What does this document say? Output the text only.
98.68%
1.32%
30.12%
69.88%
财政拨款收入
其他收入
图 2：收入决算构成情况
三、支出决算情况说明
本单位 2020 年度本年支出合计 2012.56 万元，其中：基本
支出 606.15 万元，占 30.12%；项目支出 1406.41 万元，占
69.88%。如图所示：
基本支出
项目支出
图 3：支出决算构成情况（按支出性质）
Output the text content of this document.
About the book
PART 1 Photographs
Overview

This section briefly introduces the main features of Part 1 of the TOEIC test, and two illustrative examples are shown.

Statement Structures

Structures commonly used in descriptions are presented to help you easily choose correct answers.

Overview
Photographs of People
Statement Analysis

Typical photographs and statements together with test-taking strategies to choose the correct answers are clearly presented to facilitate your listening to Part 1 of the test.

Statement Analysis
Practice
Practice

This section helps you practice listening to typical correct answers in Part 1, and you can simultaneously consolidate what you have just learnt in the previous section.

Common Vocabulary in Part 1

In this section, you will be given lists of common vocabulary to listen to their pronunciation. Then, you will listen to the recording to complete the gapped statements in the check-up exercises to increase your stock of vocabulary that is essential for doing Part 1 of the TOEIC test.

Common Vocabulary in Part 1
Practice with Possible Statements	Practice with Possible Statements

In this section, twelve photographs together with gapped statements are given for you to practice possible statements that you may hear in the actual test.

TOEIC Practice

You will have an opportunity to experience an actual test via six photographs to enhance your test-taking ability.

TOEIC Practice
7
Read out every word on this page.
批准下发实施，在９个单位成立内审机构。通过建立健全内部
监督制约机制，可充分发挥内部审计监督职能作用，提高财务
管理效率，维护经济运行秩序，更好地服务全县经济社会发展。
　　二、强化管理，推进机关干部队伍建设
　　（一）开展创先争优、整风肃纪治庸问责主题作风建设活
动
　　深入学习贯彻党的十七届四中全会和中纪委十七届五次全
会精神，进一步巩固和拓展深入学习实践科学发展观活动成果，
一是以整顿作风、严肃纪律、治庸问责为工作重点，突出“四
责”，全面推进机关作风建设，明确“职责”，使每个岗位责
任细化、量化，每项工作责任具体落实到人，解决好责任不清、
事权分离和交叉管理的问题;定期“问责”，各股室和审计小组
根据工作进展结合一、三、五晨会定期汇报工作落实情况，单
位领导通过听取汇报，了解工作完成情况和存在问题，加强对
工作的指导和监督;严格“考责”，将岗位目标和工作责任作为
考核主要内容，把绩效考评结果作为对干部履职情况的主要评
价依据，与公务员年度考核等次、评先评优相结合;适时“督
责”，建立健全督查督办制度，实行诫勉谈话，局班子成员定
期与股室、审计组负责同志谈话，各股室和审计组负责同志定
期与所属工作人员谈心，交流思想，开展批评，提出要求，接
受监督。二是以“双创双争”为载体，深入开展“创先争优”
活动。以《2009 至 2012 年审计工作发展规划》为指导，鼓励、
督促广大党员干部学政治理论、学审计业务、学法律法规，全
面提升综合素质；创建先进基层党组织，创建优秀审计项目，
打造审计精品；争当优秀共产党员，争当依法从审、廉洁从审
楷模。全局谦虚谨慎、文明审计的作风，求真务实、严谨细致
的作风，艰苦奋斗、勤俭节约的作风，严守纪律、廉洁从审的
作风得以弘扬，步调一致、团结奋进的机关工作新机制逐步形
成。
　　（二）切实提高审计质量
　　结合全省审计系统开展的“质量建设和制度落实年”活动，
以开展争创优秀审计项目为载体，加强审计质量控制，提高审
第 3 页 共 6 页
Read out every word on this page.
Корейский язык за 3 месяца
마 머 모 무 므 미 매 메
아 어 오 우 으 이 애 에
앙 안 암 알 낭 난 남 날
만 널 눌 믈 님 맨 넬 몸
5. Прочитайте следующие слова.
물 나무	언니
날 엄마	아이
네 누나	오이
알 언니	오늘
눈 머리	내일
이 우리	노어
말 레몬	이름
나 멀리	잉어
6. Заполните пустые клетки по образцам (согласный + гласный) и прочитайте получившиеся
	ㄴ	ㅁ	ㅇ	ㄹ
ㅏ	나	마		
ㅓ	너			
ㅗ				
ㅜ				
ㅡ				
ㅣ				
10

## What is being asked
Write out every entry above, word for word.

## Written solution
What does this document say? Output the text only.
98.68%
1.32%
30.12%
69.88%
财政拨款收入
其他收入
图 2：收入决算构成情况
三、支出决算情况说明
本单位 2020 年度本年支出合计 2012.56 万元，其中：基本
支出 606.15 万元，占 30.12%；项目支出 1406.41 万元，占
69.88%。如图所示：
基本支出
项目支出
图 3：支出决算构成情况（按支出性质）
Output the text content of this document.
About the book
PART 1 Photographs
Overview

This section briefly introduces the main features of Part 1 of the TOEIC test, and two illustrative examples are shown.

Statement Structures

Structures commonly used in descriptions are presented to help you easily choose correct answers.

Overview
Photographs of People
Statement Analysis

Typical photographs and statements together with test-taking strategies to choose the correct answers are clearly presented to facilitate your listening to Part 1 of the test.

Statement Analysis
Practice
Practice

This section helps you practice listening to typical correct answers in Part 1, and you can simultaneously consolidate what you have just learnt in the previous section.

Common Vocabulary in Part 1

In this section, you will be given lists of common vocabulary to listen to their pronunciation. Then, you will listen to the recording to complete the gapped statements in the check-up exercises to increase your stock of vocabulary that is essential for doing Part 1 of the TOEIC test.

Common Vocabulary in Part 1
Practice with Possible Statements	Practice with Possible Statements

In this section, twelve photographs together with gapped statements are given for you to practice possible statements that you may hear in the actual test.

TOEIC Practice

You will have an opportunity to experience an actual test via six photographs to enhance your test-taking ability.

TOEIC Practice
7
Read out every word on this page.
批准下发实施，在９个单位成立内审机构。通过建立健全内部
监督制约机制，可充分发挥内部审计监督职能作用，提高财务
管理效率，维护经济运行秩序，更好地服务全县经济社会发展。
　　二、强化管理，推进机关干部队伍建设
　　（一）开展创先争优、整风肃纪治庸问责主题作风建设活
动
　　深入学习贯彻党的十七届四中全会和中纪委十七届五次全
会精神，进一步巩固和拓展深入学习实践科学发展观活动成果，
一是以整顿作风、严肃纪律、治庸问责为工作重点，突出“四
责”，全面推进机关作风建设，明确“职责”，使每个岗位责
任细化、量化，每项工作责任具体落实到人，解决好责任不清、
事权分离和交叉管理的问题;定期“问责”，各股室和审计小组
根据工作进展结合一、三、五晨会定期汇报工作落实情况，单
位领导通过听取汇报，了解工作完成情况和存在问题，加强对
工作的指导和监督;严格“考责”，将岗位目标和工作责任作为
考核主要内容，把绩效考评结果作为对干部履职情况的主要评
价依据，与公务员年度考核等次、评先评优相结合;适时“督
责”，建立健全督查督办制度，实行诫勉谈话，局班子成员定
期与股室、审计组负责同志谈话，各股室和审计组负责同志定
期与所属工作人员谈心，交流思想，开展批评，提出要求，接
受监督。二是以“双创双争”为载体，深入开展“创先争优”
活动。以《2009 至 2012 年审计工作发展规划》为指导，鼓励、
督促广大党员干部学政治理论、学审计业务、学法律法规，全
面提升综合素质；创建先进基层党组织，创建优秀审计项目，
打造审计精品；争当优秀共产党员，争当依法从审、廉洁从审
楷模。全局谦虚谨慎、文明审计的作风，求真务实、严谨细致
的作风，艰苦奋斗、勤俭节约的作风，严守纪律、廉洁从审的
作风得以弘扬，步调一致、团结奋进的机关工作新机制逐步形
成。
　　（二）切实提高审计质量
　　结合全省审计系统开展的“质量建设和制度落实年”活动，
以开展争创优秀审计项目为载体，加强审计质量控制，提高审
第 3 页 共 6 页
Read out every word on this page.
Корейский язык за 3 месяца
마 머 모 무 므 미 매 메
아 어 오 우 으 이 애 에
앙 안 암 알 낭 난 남 날
만 널 눌 믈 님 맨 넬 몸
5. Прочитайте следующие слова.
물 나무	언니
날 엄마	아이
네 누나	오이
알 언니	오늘
눈 머리	내일
이 우리	노어
말 레몬	이름
나 멀리	잉어
6. Заполните пустые клетки по образцам (согласный + гласный) и прочитайте получившиеся
	ㄴ	ㅁ	ㅇ	ㄹ
ㅏ	나	마		
ㅓ	너			
ㅗ				
ㅜ				
ㅡ				
ㅣ				
10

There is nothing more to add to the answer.